→ **Task statement**
Answer with one number: the count of lines in this material that hold the word "Miguel".

[Records contained in a dataset]
┌──
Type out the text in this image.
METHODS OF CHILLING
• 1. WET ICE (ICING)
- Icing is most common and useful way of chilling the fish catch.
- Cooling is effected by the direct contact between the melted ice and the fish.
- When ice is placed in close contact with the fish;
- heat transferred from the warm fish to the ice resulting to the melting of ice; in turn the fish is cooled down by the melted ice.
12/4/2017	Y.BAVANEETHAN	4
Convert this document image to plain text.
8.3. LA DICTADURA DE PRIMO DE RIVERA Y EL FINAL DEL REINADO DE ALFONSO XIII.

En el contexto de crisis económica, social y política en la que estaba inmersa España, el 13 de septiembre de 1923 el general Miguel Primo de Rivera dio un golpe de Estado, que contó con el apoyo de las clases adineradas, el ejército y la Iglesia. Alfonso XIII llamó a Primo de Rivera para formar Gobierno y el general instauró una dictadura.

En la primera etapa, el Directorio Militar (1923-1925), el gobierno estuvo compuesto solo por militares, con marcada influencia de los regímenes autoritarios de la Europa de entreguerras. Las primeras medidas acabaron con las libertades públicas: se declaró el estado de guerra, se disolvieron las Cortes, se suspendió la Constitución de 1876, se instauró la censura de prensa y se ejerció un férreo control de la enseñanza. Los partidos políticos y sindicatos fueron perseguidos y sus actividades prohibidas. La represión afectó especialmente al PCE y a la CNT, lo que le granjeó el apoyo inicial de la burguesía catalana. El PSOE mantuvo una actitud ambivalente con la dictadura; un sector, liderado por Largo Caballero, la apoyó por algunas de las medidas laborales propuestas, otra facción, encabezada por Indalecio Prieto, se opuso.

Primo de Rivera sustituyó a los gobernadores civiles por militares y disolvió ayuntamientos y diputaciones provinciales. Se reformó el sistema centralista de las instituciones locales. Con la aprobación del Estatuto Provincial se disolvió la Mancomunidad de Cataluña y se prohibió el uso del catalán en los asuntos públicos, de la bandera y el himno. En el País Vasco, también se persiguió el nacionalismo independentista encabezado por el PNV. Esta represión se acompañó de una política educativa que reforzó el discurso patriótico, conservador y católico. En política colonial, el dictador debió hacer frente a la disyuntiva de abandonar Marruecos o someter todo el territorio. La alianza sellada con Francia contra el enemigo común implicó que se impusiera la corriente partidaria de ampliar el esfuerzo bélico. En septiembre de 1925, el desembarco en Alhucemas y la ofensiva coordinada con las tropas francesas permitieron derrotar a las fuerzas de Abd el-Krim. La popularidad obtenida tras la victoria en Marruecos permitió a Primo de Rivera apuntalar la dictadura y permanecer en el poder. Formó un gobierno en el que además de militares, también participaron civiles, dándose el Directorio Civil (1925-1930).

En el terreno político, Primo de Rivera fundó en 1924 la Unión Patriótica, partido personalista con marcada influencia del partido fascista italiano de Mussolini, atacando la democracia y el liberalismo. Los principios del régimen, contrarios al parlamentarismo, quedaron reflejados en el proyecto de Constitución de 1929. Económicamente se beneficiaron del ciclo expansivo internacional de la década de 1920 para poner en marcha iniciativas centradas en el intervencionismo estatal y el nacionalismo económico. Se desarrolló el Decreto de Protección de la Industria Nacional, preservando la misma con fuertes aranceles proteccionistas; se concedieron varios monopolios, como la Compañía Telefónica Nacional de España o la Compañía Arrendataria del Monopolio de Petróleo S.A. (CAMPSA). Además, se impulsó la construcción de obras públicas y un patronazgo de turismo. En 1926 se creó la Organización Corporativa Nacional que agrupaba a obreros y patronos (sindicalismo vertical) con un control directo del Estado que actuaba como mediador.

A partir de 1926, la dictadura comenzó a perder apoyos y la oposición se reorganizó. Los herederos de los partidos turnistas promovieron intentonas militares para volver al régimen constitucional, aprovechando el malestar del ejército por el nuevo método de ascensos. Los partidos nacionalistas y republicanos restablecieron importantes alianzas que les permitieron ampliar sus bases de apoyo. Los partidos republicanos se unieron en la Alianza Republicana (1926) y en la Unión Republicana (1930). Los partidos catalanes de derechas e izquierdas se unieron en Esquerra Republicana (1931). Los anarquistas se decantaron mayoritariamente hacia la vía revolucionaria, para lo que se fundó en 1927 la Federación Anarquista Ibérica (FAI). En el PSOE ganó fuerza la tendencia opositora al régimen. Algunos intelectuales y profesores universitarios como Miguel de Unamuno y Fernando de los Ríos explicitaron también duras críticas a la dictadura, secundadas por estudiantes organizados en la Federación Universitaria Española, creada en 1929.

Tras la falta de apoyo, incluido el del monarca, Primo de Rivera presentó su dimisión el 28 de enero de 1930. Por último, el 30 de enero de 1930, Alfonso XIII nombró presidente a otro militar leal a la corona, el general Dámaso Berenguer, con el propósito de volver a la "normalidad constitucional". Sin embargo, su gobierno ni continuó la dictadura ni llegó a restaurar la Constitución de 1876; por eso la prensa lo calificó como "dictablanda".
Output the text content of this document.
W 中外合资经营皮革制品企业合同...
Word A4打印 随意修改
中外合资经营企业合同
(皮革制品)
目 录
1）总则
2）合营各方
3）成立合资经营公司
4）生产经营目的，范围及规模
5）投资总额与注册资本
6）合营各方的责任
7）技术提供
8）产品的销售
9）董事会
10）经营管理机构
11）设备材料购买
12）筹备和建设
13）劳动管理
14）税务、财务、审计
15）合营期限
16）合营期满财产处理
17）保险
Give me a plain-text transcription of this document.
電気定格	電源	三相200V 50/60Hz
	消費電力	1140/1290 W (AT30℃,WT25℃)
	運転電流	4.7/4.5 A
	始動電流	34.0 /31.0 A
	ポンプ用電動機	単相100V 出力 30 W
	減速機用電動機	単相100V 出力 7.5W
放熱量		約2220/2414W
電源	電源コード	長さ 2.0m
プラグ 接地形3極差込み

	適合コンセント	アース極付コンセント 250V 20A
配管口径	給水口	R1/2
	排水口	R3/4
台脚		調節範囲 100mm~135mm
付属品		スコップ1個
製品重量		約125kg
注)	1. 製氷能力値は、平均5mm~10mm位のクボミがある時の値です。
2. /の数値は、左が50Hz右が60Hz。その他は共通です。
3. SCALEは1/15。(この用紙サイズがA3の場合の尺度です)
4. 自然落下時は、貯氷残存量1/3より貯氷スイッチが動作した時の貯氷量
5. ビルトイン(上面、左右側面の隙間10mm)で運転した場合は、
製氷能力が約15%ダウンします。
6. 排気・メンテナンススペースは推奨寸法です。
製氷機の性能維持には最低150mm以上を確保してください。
└──
→ **Solution to this problem**
2